- **Data section**
/---

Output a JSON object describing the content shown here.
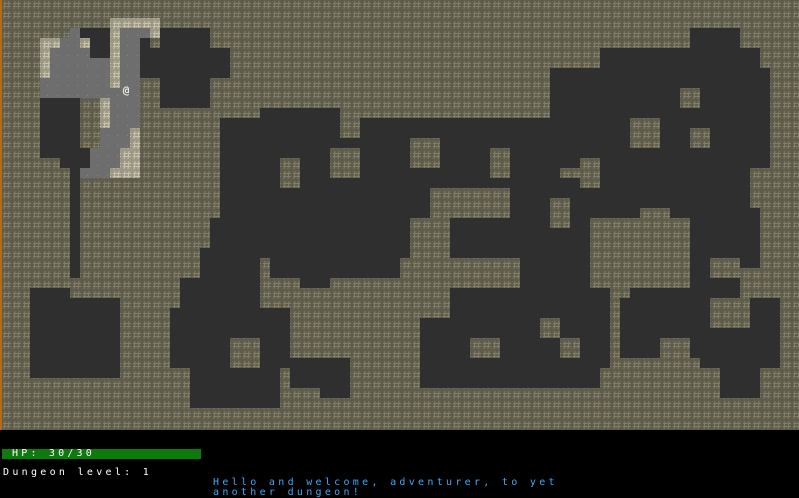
{
  "game": {
    "player_symbol": "@",
    "wall_symbol": "#"
  },
  "status": {
    "hp_label": "HP",
    "hp_current": 30,
    "hp_max": 30,
    "hp_text": "HP: 30/30",
    "hp_fraction": 1.0,
    "dungeon_level_text": "Dungeon level: 1"
  },
  "messages": [
    "Hello and welcome, adventurer, to yet",
    "another dungeon!"
  ],
  "colors": {
    "wall": "#827e68",
    "wall_lit": "#c8c4ae",
    "floor_dark": "#2f2f2f",
    "floor_lit": "#6e6e6e",
    "hp_bar_fill": "#0d7a0d",
    "hp_bar_empty": "#3a0000",
    "message": "#3fa9f5",
    "border": "#b56a1c"
  }
}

\---

- **The exercise**
Leave out the pictures and output every record above precisely as given.

- **Output**
Output a JSON object describing the content shown here.
{
  "game": {
    "player_symbol": "@",
    "wall_symbol": "#"
  },
  "status": {
    "hp_label": "HP",
    "hp_current": 30,
    "hp_max": 30,
    "hp_text": "HP: 30/30",
    "hp_fraction": 1.0,
    "dungeon_level_text": "Dungeon level: 1"
  },
  "messages": [
    "Hello and welcome, adventurer, to yet",
    "another dungeon!"
  ],
  "colors": {
    "wall": "#827e68",
    "wall_lit": "#c8c4ae",
    "floor_dark": "#2f2f2f",
    "floor_lit": "#6e6e6e",
    "hp_bar_fill": "#0d7a0d",
    "hp_bar_empty": "#3a0000",
    "message": "#3fa9f5",
    "border": "#b56a1c"
  }
}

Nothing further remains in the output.